- Directive
Exclude the pictures and return every line exactly as written.

>>>>

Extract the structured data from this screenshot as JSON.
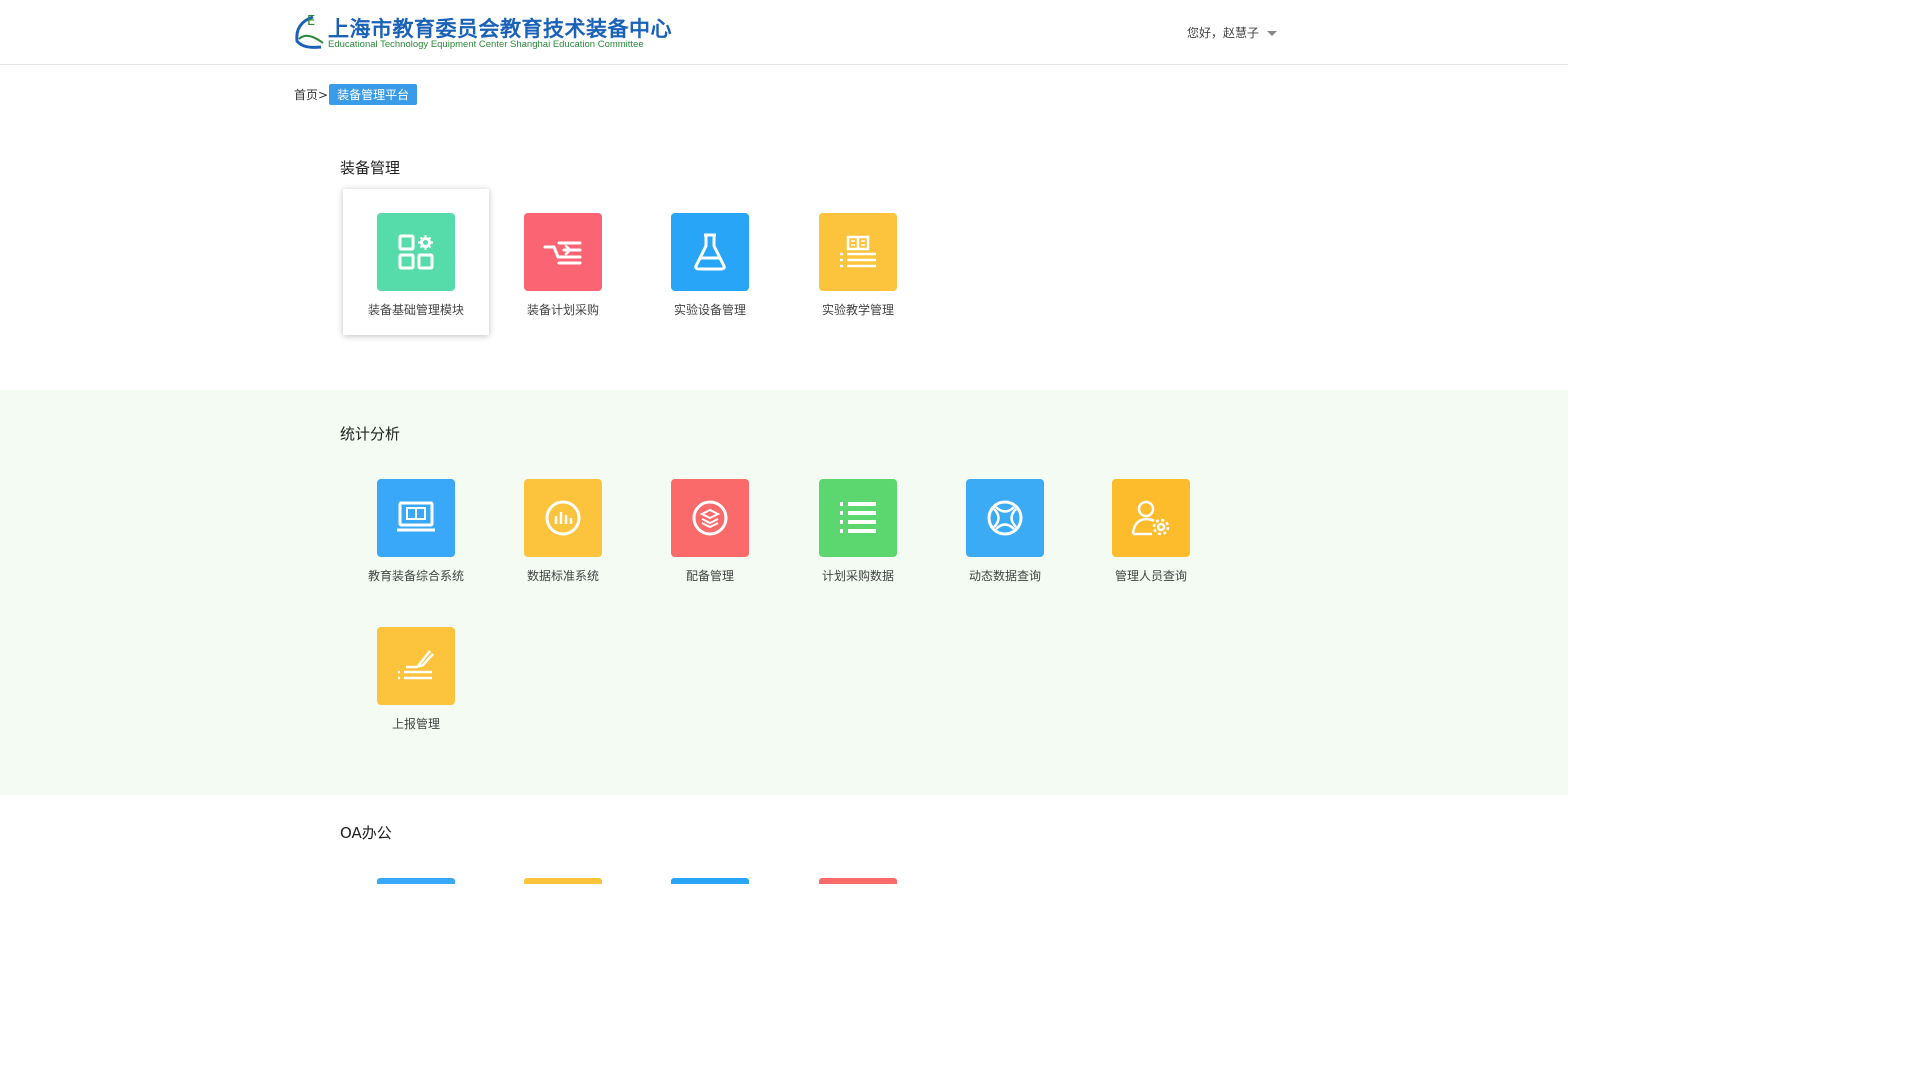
{
  "header": {
    "logo_cn": "上海市教育委员会教育技术装备中心",
    "logo_en": "Educational Technology Equipment Center Shanghai Education Committee",
    "user_greeting": "您好，赵慧子"
  },
  "breadcrumb": {
    "home": "首页>",
    "current": "装备管理平台"
  },
  "sections": {
    "equipment": {
      "title": "装备管理",
      "items": [
        {
          "label": "装备基础管理模块",
          "icon": "apps-gear-icon",
          "color": "#55dcaa"
        },
        {
          "label": "装备计划采购",
          "icon": "purchase-plan-icon",
          "color": "#fb6473"
        },
        {
          "label": "实验设备管理",
          "icon": "flask-icon",
          "color": "#29a5f8"
        },
        {
          "label": "实验教学管理",
          "icon": "book-list-icon",
          "color": "#fcc33c"
        }
      ]
    },
    "stats": {
      "title": "统计分析",
      "items": [
        {
          "label": "教育装备综合系统",
          "icon": "monitor-book-icon",
          "color": "#3aa8f8"
        },
        {
          "label": "数据标准系统",
          "icon": "bar-chart-circle-icon",
          "color": "#fcc33c"
        },
        {
          "label": "配备管理",
          "icon": "layers-circle-icon",
          "color": "#fb6a6a"
        },
        {
          "label": "计划采购数据",
          "icon": "list-icon",
          "color": "#5cd66e"
        },
        {
          "label": "动态数据查询",
          "icon": "dynamic-query-icon",
          "color": "#3cabf5"
        },
        {
          "label": "管理人员查询",
          "icon": "user-gear-icon",
          "color": "#fdbc2c"
        },
        {
          "label": "上报管理",
          "icon": "report-pen-icon",
          "color": "#fcc33c"
        }
      ]
    },
    "oa": {
      "title": "OA办公"
    }
  }
}
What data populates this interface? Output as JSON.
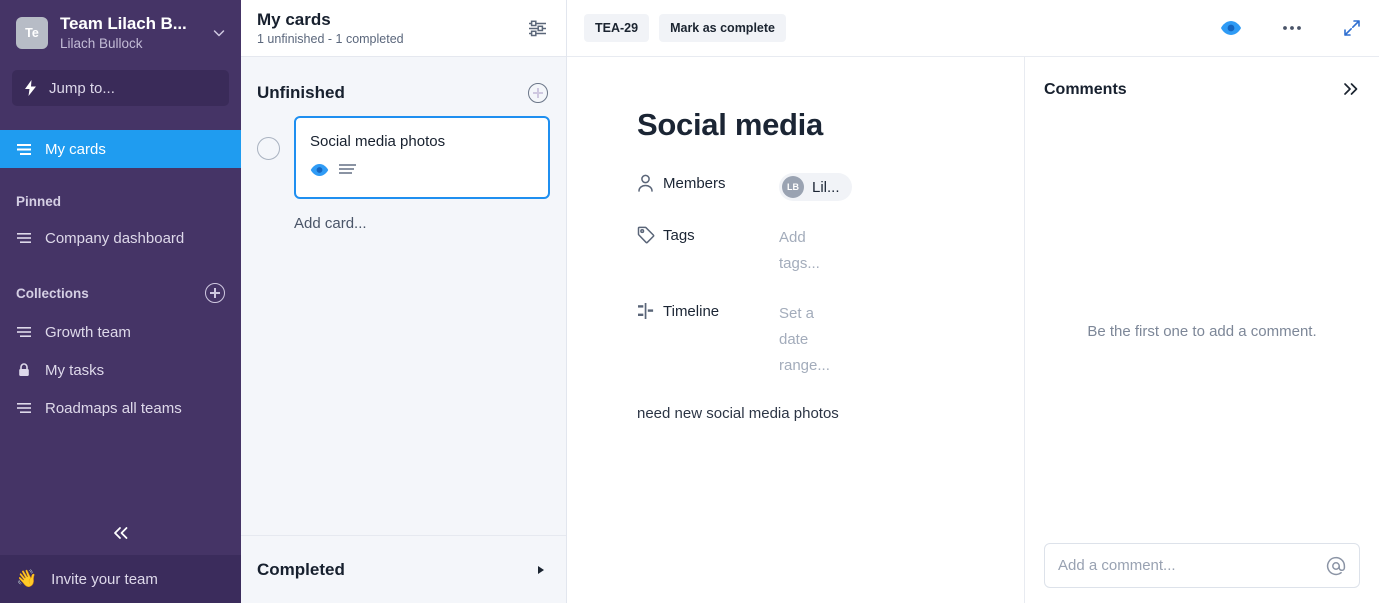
{
  "sidebar": {
    "team": {
      "avatar_initials": "Te",
      "name": "Team Lilach B...",
      "user": "Lilach Bullock",
      "chevron_icon": "chevron-down-icon"
    },
    "jump_to": {
      "label": "Jump to...",
      "icon": "lightning-bolt-icon"
    },
    "nav": [
      {
        "label": "My cards",
        "icon": "list-icon",
        "active": true
      }
    ],
    "pinned": {
      "label": "Pinned",
      "items": [
        {
          "label": "Company dashboard",
          "icon": "list-icon"
        }
      ]
    },
    "collections": {
      "label": "Collections",
      "add_icon": "plus-circle-icon",
      "items": [
        {
          "label": "Growth team",
          "icon": "list-icon"
        },
        {
          "label": "My tasks",
          "icon": "lock-icon"
        },
        {
          "label": "Roadmaps all teams",
          "icon": "list-icon"
        }
      ]
    },
    "collapse_icon": "double-chevron-left-icon",
    "invite": {
      "label": "Invite your team",
      "icon": "waving-hand-icon"
    },
    "colors": {
      "bg": "#453466",
      "active": "#1f9cf0",
      "footer": "#3b2c5c"
    }
  },
  "list_panel": {
    "title": "My cards",
    "subtitle": "1 unfinished - 1 completed",
    "filter_icon": "sliders-icon",
    "groups": {
      "unfinished": {
        "title": "Unfinished",
        "add_icon": "plus-circle-icon",
        "cards": [
          {
            "title": "Social media photos",
            "watch_icon": "eye-icon",
            "description_icon": "description-lines-icon"
          }
        ],
        "add_card_label": "Add card..."
      },
      "completed": {
        "title": "Completed",
        "expand_icon": "triangle-right-icon"
      }
    }
  },
  "detail": {
    "toolbar": {
      "card_id": "TEA-29",
      "mark_complete_label": "Mark as complete",
      "watch_icon": "eye-icon",
      "more_icon": "ellipsis-icon",
      "expand_icon": "expand-arrows-icon"
    },
    "title": "Social media",
    "fields": [
      {
        "label": "Members",
        "icon": "person-icon",
        "value": "Lil...",
        "avatar_initials": "LB",
        "type": "member"
      },
      {
        "label": "Tags",
        "icon": "tag-icon",
        "value": "Add tags...",
        "type": "placeholder"
      },
      {
        "label": "Timeline",
        "icon": "timeline-icon",
        "value": "Set a date range...",
        "type": "placeholder"
      }
    ],
    "description": "need new social media photos"
  },
  "comments": {
    "title": "Comments",
    "collapse_icon": "double-chevron-right-icon",
    "empty_text": "Be the first one to add a comment.",
    "input_placeholder": "Add a comment...",
    "mention_icon": "at-icon"
  }
}
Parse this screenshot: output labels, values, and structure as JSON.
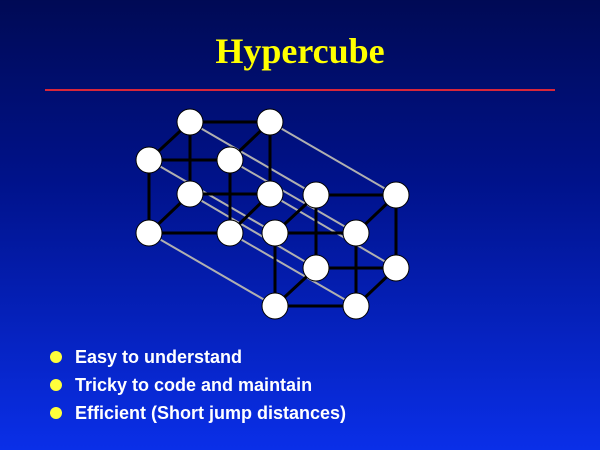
{
  "slide": {
    "title": "Hypercube",
    "bullets": [
      {
        "text": "Easy to understand",
        "icon": "bullet-circle-icon"
      },
      {
        "text": "Tricky to code and maintain",
        "icon": "bullet-circle-icon"
      },
      {
        "text": "Efficient (Short jump distances)",
        "icon": "bullet-circle-icon"
      }
    ]
  },
  "diagram": {
    "type": "4d-hypercube",
    "node_count": 16,
    "colors": {
      "node_fill": "#ffffff",
      "node_stroke": "#000000",
      "edge": "#000000",
      "cross_edge": "#b0b0b0",
      "title": "#ffff00",
      "rule": "#d8263a",
      "bullet": "#ffff3a"
    }
  }
}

<<<<

- Correct output
Extract the structured data from this screenshot as JSON.
{
  "header": {
    "logo_cn": "上海市教育委员会教育技术装备中心",
    "logo_en": "Educational Technology Equipment Center Shanghai Education Committee",
    "user_greeting": "您好，赵慧子"
  },
  "breadcrumb": {
    "home": "首页>",
    "current": "装备管理平台"
  },
  "sections": {
    "equipment": {
      "title": "装备管理",
      "items": [
        {
          "label": "装备基础管理模块",
          "icon": "apps-gear-icon",
          "color": "#55dcaa"
        },
        {
          "label": "装备计划采购",
          "icon": "purchase-plan-icon",
          "color": "#fb6473"
        },
        {
          "label": "实验设备管理",
          "icon": "flask-icon",
          "color": "#29a5f8"
        },
        {
          "label": "实验教学管理",
          "icon": "book-list-icon",
          "color": "#fcc33c"
        }
      ]
    },
    "stats": {
      "title": "统计分析",
      "items": [
        {
          "label": "教育装备综合系统",
          "icon": "monitor-book-icon",
          "color": "#3aa8f8"
        },
        {
          "label": "数据标准系统",
          "icon": "bar-chart-circle-icon",
          "color": "#fcc33c"
        },
        {
          "label": "配备管理",
          "icon": "layers-circle-icon",
          "color": "#fb6a6a"
        },
        {
          "label": "计划采购数据",
          "icon": "list-icon",
          "color": "#5cd66e"
        },
        {
          "label": "动态数据查询",
          "icon": "dynamic-query-icon",
          "color": "#3cabf5"
        },
        {
          "label": "管理人员查询",
          "icon": "user-gear-icon",
          "color": "#fdbc2c"
        },
        {
          "label": "上报管理",
          "icon": "report-pen-icon",
          "color": "#fcc33c"
        }
      ]
    },
    "oa": {
      "title": "OA办公"
    }
  }
}
What data populates this interface? Output as JSON.
{
  "sidebar": {
    "team": {
      "avatar_initials": "Te",
      "name": "Team Lilach B...",
      "user": "Lilach Bullock",
      "chevron_icon": "chevron-down-icon"
    },
    "jump_to": {
      "label": "Jump to...",
      "icon": "lightning-bolt-icon"
    },
    "nav": [
      {
        "label": "My cards",
        "icon": "list-icon",
        "active": true
      }
    ],
    "pinned": {
      "label": "Pinned",
      "items": [
        {
          "label": "Company dashboard",
          "icon": "list-icon"
        }
      ]
    },
    "collections": {
      "label": "Collections",
      "add_icon": "plus-circle-icon",
      "items": [
        {
          "label": "Growth team",
          "icon": "list-icon"
        },
        {
          "label": "My tasks",
          "icon": "lock-icon"
        },
        {
          "label": "Roadmaps all teams",
          "icon": "list-icon"
        }
      ]
    },
    "collapse_icon": "double-chevron-left-icon",
    "invite": {
      "label": "Invite your team",
      "icon": "waving-hand-icon"
    },
    "colors": {
      "bg": "#453466",
      "active": "#1f9cf0",
      "footer": "#3b2c5c"
    }
  },
  "list_panel": {
    "title": "My cards",
    "subtitle": "1 unfinished - 1 completed",
    "filter_icon": "sliders-icon",
    "groups": {
      "unfinished": {
        "title": "Unfinished",
        "add_icon": "plus-circle-icon",
        "cards": [
          {
            "title": "Social media photos",
            "watch_icon": "eye-icon",
            "description_icon": "description-lines-icon"
          }
        ],
        "add_card_label": "Add card..."
      },
      "completed": {
        "title": "Completed",
        "expand_icon": "triangle-right-icon"
      }
    }
  },
  "detail": {
    "toolbar": {
      "card_id": "TEA-29",
      "mark_complete_label": "Mark as complete",
      "watch_icon": "eye-icon",
      "more_icon": "ellipsis-icon",
      "expand_icon": "expand-arrows-icon"
    },
    "title": "Social media",
    "fields": [
      {
        "label": "Members",
        "icon": "person-icon",
        "value": "Lil...",
        "avatar_initials": "LB",
        "type": "member"
      },
      {
        "label": "Tags",
        "icon": "tag-icon",
        "value": "Add tags...",
        "type": "placeholder"
      },
      {
        "label": "Timeline",
        "icon": "timeline-icon",
        "value": "Set a date range...",
        "type": "placeholder"
      }
    ],
    "description": "need new social media photos"
  },
  "comments": {
    "title": "Comments",
    "collapse_icon": "double-chevron-right-icon",
    "empty_text": "Be the first one to add a comment.",
    "input_placeholder": "Add a comment...",
    "mention_icon": "at-icon"
  }
}
Parse this screenshot: output labels, values, and structure as JSON.
{
  "slide": {
    "title": "Hypercube",
    "bullets": [
      {
        "text": "Easy to understand",
        "icon": "bullet-circle-icon"
      },
      {
        "text": "Tricky to code and maintain",
        "icon": "bullet-circle-icon"
      },
      {
        "text": "Efficient (Short jump distances)",
        "icon": "bullet-circle-icon"
      }
    ]
  },
  "diagram": {
    "type": "4d-hypercube",
    "node_count": 16,
    "colors": {
      "node_fill": "#ffffff",
      "node_stroke": "#000000",
      "edge": "#000000",
      "cross_edge": "#b0b0b0",
      "title": "#ffff00",
      "rule": "#d8263a",
      "bullet": "#ffff3a"
    }
  }
}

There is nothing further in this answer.